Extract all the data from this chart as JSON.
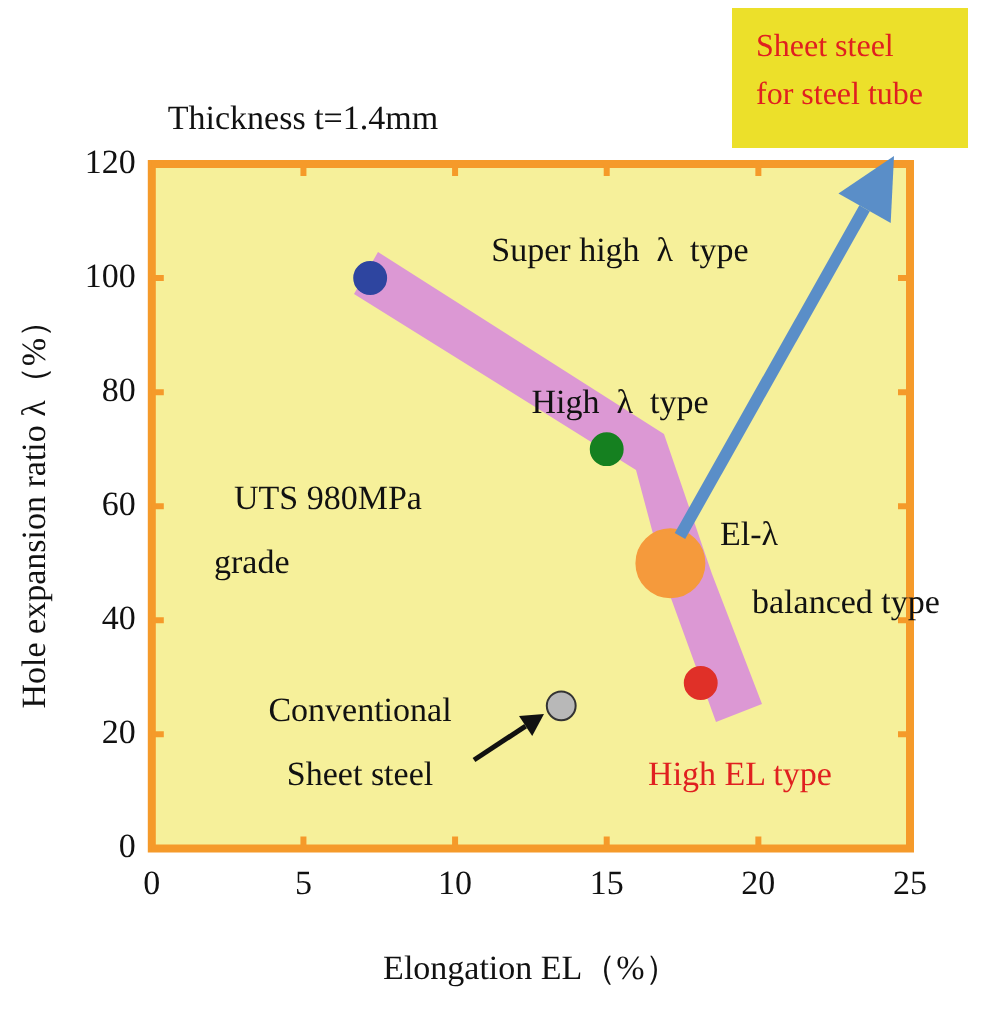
{
  "chart_data": {
    "type": "bubble",
    "title": "Thickness t=1.4mm",
    "xlabel": "Elongation EL（%）",
    "ylabel": "Hole expansion ratio λ（%）",
    "x": [
      7.2,
      15.0,
      17.1,
      18.1,
      13.5
    ],
    "values": [
      100,
      70,
      50,
      29,
      25
    ],
    "sizes": [
      0.22,
      0.22,
      1,
      0.22,
      0.18
    ],
    "colors": [
      "#2e45a0",
      "#158020",
      "#f59a3c",
      "#e03028",
      "#b8b8b8"
    ],
    "xlim": [
      0,
      25
    ],
    "xticks": [
      0,
      5,
      10,
      15,
      20,
      25
    ],
    "ylim": [
      0,
      120
    ],
    "yticks": [
      0,
      20,
      40,
      60,
      80,
      100,
      120
    ],
    "grid": false,
    "legend": false,
    "annotations": [
      "Super high  λ  type",
      "High  λ  type",
      "El-λ\nbalanced type",
      "Conventional\nSheet steel",
      "High EL type",
      "UTS 980MPa\ngrade",
      "Sheet steel\nfor steel tube"
    ]
  }
}
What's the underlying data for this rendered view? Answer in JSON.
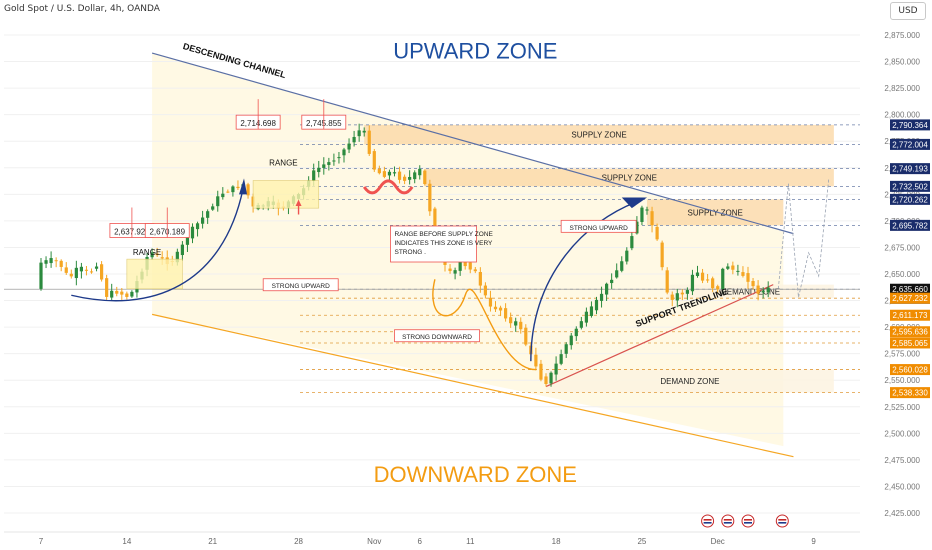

Directions >> Output every entry verbatim. Pictures do not belong in the copy.

Final result >>
Extract all the data from this chart as JSON.
{
  "chart_data": {
    "type": "bubble",
    "title": "Thickness t=1.4mm",
    "xlabel": "Elongation EL（%）",
    "ylabel": "Hole expansion ratio λ（%）",
    "x": [
      7.2,
      15.0,
      17.1,
      18.1,
      13.5
    ],
    "values": [
      100,
      70,
      50,
      29,
      25
    ],
    "sizes": [
      0.22,
      0.22,
      1,
      0.22,
      0.18
    ],
    "colors": [
      "#2e45a0",
      "#158020",
      "#f59a3c",
      "#e03028",
      "#b8b8b8"
    ],
    "xlim": [
      0,
      25
    ],
    "xticks": [
      0,
      5,
      10,
      15,
      20,
      25
    ],
    "ylim": [
      0,
      120
    ],
    "yticks": [
      0,
      20,
      40,
      60,
      80,
      100,
      120
    ],
    "grid": false,
    "legend": false,
    "annotations": [
      "Super high  λ  type",
      "High  λ  type",
      "El-λ\nbalanced type",
      "Conventional\nSheet steel",
      "High EL type",
      "UTS 980MPa\ngrade",
      "Sheet steel\nfor steel tube"
    ]
  }
}
What's the underlying data for this rendered view? Answer in JSON.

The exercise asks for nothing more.